Instruction: Pull out every line containing the string "value".

[START OF Listed entries]

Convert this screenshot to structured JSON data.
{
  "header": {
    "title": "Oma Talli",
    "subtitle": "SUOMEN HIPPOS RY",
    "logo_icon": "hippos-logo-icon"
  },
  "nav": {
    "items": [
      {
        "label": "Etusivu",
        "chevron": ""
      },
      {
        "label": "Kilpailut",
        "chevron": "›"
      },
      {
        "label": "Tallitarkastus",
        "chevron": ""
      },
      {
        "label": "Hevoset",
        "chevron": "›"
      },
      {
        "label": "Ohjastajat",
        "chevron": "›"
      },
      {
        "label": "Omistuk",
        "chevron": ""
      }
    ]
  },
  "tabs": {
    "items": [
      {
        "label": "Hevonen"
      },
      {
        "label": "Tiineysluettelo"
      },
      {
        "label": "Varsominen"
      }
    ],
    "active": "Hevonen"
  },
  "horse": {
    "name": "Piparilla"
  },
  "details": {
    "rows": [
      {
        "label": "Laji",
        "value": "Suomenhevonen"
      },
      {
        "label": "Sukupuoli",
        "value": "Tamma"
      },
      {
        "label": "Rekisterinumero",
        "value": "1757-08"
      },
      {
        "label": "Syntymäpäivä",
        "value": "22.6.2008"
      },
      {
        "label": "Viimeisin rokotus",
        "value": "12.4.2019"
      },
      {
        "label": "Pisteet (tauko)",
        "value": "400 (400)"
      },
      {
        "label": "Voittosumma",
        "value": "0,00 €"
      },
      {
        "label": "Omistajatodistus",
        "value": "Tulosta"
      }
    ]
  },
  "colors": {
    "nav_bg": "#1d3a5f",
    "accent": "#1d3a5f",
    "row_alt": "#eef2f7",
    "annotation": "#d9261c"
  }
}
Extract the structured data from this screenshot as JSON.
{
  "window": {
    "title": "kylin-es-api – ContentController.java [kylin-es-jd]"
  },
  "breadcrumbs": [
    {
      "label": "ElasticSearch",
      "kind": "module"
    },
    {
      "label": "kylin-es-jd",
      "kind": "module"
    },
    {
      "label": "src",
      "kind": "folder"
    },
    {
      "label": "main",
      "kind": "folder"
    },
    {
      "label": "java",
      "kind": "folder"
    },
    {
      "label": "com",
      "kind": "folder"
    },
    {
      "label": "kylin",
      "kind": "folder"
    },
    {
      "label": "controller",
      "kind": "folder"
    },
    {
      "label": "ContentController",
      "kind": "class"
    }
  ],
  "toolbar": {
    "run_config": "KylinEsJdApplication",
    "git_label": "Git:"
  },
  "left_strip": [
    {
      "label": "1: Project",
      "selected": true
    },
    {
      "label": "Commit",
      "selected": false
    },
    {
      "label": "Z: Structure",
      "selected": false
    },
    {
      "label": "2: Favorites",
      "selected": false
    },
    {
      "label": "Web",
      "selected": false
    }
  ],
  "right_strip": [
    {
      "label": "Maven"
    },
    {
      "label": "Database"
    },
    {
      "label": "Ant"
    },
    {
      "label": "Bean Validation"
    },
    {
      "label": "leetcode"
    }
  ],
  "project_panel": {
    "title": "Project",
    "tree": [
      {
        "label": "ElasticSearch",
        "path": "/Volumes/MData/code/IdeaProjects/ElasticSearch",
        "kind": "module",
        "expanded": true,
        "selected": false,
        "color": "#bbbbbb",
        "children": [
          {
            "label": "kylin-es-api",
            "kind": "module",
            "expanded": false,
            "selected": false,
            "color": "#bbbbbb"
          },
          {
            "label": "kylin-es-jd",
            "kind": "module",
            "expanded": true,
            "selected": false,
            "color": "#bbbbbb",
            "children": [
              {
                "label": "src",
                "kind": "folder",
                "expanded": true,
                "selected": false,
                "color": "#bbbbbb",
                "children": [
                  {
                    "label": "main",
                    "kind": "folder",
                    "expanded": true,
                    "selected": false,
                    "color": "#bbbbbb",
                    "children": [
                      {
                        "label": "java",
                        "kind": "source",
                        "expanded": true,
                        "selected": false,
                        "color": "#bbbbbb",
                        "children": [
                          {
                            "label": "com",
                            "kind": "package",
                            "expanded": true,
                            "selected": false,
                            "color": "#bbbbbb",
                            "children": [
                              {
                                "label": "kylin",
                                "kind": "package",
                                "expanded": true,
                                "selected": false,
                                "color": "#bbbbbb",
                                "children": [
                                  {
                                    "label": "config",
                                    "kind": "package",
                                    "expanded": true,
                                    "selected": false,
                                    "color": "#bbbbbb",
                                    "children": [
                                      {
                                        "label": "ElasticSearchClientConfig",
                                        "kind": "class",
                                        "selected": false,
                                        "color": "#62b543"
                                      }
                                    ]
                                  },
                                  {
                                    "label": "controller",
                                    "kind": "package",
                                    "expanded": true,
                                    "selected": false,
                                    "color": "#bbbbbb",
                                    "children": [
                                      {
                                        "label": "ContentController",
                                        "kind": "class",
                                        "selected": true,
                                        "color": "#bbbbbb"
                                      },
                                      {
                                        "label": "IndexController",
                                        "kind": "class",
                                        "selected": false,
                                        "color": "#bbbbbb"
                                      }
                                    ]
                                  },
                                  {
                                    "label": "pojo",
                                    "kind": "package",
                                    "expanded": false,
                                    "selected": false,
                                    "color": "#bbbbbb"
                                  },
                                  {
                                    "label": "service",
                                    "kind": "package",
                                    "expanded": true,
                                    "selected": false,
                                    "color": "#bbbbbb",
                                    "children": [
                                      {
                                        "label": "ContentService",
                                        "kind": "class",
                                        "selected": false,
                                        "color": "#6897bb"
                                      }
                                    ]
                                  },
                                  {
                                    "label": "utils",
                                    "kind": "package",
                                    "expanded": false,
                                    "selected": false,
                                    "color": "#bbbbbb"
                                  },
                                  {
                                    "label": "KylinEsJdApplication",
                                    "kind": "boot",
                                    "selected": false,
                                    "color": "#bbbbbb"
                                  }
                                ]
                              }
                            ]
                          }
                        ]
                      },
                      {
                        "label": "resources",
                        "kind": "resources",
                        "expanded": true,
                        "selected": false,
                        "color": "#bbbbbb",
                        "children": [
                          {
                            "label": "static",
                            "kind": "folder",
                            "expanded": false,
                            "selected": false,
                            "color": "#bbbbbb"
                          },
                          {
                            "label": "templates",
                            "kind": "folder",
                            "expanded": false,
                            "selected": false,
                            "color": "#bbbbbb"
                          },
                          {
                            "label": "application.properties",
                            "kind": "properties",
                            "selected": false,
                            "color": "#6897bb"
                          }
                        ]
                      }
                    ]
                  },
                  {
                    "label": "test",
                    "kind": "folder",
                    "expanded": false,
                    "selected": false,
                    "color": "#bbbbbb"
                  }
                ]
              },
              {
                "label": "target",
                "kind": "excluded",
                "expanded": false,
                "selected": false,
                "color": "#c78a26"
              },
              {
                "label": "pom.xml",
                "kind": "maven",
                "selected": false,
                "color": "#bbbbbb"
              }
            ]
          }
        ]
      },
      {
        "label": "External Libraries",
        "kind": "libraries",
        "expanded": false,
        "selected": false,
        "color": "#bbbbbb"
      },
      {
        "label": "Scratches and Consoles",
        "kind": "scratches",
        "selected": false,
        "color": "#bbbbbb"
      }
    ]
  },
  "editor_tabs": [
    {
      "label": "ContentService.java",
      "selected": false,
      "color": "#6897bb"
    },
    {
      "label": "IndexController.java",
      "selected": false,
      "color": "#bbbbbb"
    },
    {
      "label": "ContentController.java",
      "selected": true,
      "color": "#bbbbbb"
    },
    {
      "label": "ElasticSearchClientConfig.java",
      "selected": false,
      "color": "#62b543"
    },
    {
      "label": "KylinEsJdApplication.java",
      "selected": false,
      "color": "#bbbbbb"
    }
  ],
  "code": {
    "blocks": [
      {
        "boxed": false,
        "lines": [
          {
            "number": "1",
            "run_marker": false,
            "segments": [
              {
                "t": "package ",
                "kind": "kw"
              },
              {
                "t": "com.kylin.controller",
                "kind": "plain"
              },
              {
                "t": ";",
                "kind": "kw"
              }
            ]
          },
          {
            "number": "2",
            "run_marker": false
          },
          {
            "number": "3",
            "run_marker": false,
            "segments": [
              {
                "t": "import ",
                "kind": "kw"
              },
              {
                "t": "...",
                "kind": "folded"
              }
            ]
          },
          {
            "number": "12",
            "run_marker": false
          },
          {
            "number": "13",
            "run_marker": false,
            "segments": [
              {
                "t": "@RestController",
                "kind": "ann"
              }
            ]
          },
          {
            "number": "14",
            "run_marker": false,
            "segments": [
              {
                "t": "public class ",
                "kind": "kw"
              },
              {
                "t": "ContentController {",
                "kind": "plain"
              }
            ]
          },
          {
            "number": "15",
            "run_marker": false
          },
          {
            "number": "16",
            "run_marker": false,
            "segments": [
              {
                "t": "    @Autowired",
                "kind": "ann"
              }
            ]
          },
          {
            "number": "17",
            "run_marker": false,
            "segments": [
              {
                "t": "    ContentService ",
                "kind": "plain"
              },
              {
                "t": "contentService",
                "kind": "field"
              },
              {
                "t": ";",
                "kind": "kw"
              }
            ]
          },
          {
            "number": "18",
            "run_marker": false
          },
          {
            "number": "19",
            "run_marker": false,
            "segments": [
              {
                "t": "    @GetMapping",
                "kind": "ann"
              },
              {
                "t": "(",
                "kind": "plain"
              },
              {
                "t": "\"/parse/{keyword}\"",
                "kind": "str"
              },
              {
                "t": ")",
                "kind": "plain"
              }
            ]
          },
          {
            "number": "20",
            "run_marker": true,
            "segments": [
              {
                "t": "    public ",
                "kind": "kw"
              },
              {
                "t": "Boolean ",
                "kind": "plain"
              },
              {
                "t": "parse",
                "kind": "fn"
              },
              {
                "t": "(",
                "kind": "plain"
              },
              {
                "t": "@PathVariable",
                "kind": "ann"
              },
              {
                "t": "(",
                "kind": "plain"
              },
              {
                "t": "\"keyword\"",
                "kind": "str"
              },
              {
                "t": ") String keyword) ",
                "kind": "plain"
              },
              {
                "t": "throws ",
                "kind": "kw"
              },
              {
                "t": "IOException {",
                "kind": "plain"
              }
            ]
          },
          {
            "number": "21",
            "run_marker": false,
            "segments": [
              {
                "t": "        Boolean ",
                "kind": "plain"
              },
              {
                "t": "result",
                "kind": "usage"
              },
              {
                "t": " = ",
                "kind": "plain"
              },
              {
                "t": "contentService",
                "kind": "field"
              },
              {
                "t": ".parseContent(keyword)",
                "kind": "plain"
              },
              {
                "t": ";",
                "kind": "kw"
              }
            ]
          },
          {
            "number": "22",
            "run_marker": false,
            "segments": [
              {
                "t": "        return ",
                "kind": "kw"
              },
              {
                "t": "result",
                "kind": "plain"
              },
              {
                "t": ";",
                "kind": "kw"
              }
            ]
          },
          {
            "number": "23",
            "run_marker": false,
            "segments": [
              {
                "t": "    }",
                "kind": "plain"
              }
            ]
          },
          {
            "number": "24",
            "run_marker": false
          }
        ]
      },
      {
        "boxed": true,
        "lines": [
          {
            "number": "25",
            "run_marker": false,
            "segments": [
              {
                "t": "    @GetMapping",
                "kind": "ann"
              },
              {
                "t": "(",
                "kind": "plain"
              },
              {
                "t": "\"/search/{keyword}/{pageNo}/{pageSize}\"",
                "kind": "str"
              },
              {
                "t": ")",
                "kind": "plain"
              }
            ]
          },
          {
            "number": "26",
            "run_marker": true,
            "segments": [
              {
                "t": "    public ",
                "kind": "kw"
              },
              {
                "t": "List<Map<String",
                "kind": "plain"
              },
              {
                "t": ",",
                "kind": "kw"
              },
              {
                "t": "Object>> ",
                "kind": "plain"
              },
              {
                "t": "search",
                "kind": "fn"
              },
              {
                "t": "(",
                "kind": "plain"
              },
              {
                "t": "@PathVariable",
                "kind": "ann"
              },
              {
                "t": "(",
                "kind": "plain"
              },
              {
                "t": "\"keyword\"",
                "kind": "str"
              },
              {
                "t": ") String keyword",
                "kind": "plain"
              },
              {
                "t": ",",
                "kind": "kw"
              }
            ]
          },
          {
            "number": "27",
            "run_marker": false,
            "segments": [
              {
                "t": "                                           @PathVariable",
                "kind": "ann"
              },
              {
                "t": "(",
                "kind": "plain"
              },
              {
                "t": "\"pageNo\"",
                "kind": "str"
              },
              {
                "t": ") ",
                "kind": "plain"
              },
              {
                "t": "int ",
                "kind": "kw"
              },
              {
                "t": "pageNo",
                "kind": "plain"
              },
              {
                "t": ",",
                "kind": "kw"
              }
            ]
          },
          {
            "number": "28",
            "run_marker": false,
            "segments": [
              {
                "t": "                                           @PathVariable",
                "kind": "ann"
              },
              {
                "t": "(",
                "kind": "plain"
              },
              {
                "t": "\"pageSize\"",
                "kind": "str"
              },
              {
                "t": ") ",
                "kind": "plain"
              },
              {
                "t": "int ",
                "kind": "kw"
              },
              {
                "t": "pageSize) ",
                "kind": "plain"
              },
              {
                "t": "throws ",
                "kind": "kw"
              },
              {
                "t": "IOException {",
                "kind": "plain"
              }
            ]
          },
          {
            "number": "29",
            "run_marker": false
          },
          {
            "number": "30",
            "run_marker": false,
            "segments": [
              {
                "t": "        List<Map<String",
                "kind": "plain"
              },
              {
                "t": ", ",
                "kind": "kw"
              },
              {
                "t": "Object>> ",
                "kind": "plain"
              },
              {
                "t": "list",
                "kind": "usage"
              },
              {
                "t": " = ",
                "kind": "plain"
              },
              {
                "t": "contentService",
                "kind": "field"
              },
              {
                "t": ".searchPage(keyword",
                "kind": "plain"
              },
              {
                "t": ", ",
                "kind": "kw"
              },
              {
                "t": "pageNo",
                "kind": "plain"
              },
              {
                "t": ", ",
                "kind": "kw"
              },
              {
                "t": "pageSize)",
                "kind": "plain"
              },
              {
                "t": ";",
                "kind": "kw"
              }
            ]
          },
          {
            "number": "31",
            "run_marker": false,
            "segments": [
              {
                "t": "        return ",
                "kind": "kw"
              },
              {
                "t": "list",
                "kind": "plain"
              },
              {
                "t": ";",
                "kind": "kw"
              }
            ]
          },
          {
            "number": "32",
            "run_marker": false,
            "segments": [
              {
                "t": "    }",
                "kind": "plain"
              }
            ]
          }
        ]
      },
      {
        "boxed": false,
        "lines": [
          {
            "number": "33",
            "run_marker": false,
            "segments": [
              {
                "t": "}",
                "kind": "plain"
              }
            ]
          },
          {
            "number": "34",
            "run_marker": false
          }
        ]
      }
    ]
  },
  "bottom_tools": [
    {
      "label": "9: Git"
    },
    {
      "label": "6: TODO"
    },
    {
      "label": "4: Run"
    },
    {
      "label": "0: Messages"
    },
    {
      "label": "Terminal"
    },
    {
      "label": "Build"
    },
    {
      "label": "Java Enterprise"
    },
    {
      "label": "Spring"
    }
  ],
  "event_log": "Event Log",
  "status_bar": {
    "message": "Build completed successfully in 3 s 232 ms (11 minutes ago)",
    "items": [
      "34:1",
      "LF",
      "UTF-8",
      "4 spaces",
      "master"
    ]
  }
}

[END OF Listed entries]

Solution for this problem:
        "value": "Suomenhevonen"
        "value": "Tamma"
        "value": "1757-08"
        "value": "22.6.2008"
        "value": "12.4.2019"
        "value": "400 (400)"
        "value": "0,00 €"
        "value": "Tulosta"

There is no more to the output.